[START Exercise materials]
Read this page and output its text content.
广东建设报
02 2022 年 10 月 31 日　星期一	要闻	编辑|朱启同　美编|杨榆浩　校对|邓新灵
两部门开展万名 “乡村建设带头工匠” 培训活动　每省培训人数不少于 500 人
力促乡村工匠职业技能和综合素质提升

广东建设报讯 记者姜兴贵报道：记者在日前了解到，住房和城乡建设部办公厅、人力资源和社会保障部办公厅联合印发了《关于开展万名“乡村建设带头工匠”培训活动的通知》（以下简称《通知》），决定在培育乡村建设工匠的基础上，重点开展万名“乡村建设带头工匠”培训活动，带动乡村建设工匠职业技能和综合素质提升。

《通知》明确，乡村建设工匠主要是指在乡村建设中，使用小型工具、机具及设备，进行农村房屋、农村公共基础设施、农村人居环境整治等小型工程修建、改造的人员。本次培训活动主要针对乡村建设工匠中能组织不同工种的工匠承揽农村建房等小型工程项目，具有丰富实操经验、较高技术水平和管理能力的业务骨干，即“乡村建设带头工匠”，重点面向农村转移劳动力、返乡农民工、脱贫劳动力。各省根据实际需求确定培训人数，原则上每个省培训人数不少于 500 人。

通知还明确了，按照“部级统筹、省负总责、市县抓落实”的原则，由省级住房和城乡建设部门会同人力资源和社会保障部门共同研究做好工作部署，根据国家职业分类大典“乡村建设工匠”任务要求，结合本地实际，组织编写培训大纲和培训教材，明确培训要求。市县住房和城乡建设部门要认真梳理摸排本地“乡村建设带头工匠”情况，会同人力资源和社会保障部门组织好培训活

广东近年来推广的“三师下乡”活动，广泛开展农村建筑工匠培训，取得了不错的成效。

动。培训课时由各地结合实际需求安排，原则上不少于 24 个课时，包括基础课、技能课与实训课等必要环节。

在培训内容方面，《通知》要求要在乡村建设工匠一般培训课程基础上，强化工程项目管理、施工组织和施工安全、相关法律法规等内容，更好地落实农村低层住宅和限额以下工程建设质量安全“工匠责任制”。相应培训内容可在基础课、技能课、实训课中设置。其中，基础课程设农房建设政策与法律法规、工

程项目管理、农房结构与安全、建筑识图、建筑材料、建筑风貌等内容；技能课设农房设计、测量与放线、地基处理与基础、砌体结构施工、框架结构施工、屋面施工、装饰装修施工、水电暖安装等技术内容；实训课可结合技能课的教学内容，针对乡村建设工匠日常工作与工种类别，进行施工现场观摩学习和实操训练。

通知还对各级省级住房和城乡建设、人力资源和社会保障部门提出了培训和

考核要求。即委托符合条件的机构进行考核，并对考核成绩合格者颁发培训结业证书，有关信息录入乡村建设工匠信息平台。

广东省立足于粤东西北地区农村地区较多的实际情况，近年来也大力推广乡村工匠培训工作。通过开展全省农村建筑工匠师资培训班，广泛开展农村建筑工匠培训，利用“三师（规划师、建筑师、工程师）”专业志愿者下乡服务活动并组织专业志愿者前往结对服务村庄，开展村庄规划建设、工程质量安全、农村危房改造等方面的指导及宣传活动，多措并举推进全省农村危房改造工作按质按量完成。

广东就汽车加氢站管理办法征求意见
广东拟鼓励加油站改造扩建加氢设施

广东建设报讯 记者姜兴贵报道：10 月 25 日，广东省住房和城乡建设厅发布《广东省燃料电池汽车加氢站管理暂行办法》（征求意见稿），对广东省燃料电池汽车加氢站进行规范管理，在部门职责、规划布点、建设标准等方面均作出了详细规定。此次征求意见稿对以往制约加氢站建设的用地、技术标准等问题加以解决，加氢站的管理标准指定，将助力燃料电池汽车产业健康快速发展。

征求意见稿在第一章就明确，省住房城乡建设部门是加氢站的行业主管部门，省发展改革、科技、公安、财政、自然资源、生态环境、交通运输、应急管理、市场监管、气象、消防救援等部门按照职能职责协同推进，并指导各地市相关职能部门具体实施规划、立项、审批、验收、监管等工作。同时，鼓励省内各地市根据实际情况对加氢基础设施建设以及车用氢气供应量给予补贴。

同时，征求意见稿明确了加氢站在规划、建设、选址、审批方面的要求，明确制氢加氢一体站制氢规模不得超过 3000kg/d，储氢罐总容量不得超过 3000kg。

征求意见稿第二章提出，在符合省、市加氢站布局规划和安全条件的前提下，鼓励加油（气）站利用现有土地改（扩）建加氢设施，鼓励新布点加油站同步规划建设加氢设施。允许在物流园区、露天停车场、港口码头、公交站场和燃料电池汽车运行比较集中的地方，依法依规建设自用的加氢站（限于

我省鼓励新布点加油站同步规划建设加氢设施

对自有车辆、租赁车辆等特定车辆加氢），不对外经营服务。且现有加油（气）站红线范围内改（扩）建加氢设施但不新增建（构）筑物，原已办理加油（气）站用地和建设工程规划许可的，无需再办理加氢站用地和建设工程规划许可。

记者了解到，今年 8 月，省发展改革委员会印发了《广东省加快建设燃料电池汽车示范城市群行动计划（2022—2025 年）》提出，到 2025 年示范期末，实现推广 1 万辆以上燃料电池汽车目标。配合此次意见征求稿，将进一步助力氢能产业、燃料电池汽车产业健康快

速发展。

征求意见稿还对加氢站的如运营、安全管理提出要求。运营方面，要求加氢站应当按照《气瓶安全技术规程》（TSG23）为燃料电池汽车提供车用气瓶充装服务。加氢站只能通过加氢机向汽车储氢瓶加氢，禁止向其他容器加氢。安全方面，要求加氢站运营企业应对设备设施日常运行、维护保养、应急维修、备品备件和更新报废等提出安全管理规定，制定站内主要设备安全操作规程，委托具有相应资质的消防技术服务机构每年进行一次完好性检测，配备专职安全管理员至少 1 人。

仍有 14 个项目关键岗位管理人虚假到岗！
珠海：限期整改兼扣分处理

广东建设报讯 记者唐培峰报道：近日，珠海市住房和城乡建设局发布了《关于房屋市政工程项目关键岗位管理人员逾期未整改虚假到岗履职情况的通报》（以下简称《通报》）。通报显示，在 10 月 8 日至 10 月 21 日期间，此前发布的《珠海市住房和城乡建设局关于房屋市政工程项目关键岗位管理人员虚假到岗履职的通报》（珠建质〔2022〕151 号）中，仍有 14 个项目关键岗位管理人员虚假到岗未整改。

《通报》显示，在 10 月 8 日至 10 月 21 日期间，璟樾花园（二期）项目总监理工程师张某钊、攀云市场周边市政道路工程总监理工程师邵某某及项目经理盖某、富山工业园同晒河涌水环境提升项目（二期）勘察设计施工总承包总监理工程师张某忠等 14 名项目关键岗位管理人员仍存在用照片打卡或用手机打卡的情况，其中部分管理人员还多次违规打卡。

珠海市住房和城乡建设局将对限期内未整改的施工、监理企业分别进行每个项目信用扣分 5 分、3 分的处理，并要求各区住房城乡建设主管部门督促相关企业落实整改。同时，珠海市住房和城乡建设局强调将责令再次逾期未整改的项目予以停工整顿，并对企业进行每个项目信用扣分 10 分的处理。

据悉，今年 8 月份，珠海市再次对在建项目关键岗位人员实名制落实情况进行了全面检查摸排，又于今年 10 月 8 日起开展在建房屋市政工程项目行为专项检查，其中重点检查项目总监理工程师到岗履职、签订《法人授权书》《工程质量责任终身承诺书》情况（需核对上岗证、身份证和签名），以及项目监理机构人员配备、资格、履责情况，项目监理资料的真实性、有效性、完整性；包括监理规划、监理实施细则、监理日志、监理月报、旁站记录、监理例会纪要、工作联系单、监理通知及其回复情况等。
[END Exercise materials]
[START Exercise materials]
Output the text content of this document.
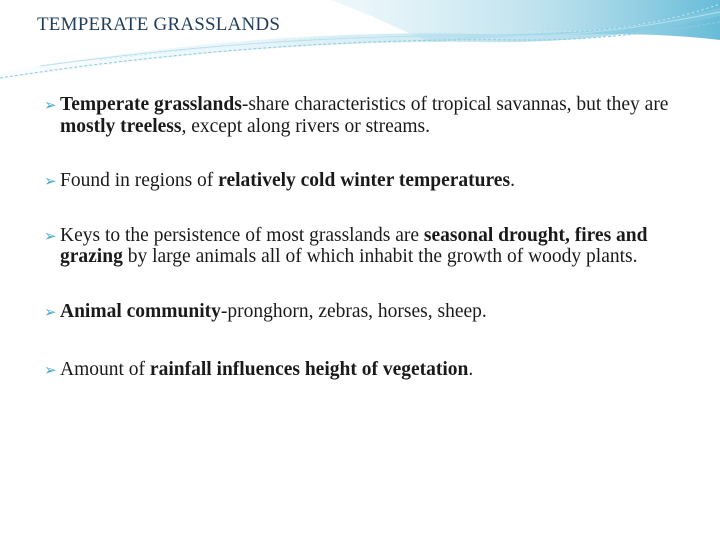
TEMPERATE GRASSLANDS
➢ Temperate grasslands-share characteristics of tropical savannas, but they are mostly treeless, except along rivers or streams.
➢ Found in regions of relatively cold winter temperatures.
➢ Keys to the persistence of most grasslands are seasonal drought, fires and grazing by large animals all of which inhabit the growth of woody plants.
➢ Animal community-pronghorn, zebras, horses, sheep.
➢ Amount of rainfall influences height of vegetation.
[END Exercise materials]
[Required work]: Show all lines above holding "以下简称".

[Full answer]:
广东建设报讯 记者姜兴贵报道：记者在日前了解到，住房和城乡建设部办公厅、人力资源和社会保障部办公厅联合印发了《关于开展万名“乡村建设带头工匠”培训活动的通知》（以下简称《通知》），决定在培育乡村建设工匠的基础上，重点开展万名“乡村建设带头工匠”培训活动，带动乡村建设工匠职业技能和综合素质提升。
广东建设报讯 记者唐培峰报道：近日，珠海市住房和城乡建设局发布了《关于房屋市政工程项目关键岗位管理人员逾期未整改虚假到岗履职情况的通报》（以下简称《通报》）。通报显示，在 10 月 8 日至 10 月 21 日期间，此前发布的《珠海市住房和城乡建设局关于房屋市政工程项目关键岗位管理人员虚假到岗履职的通报》（珠建质〔2022〕151 号）中，仍有 14 个项目关键岗位管理人员虚假到岗未整改。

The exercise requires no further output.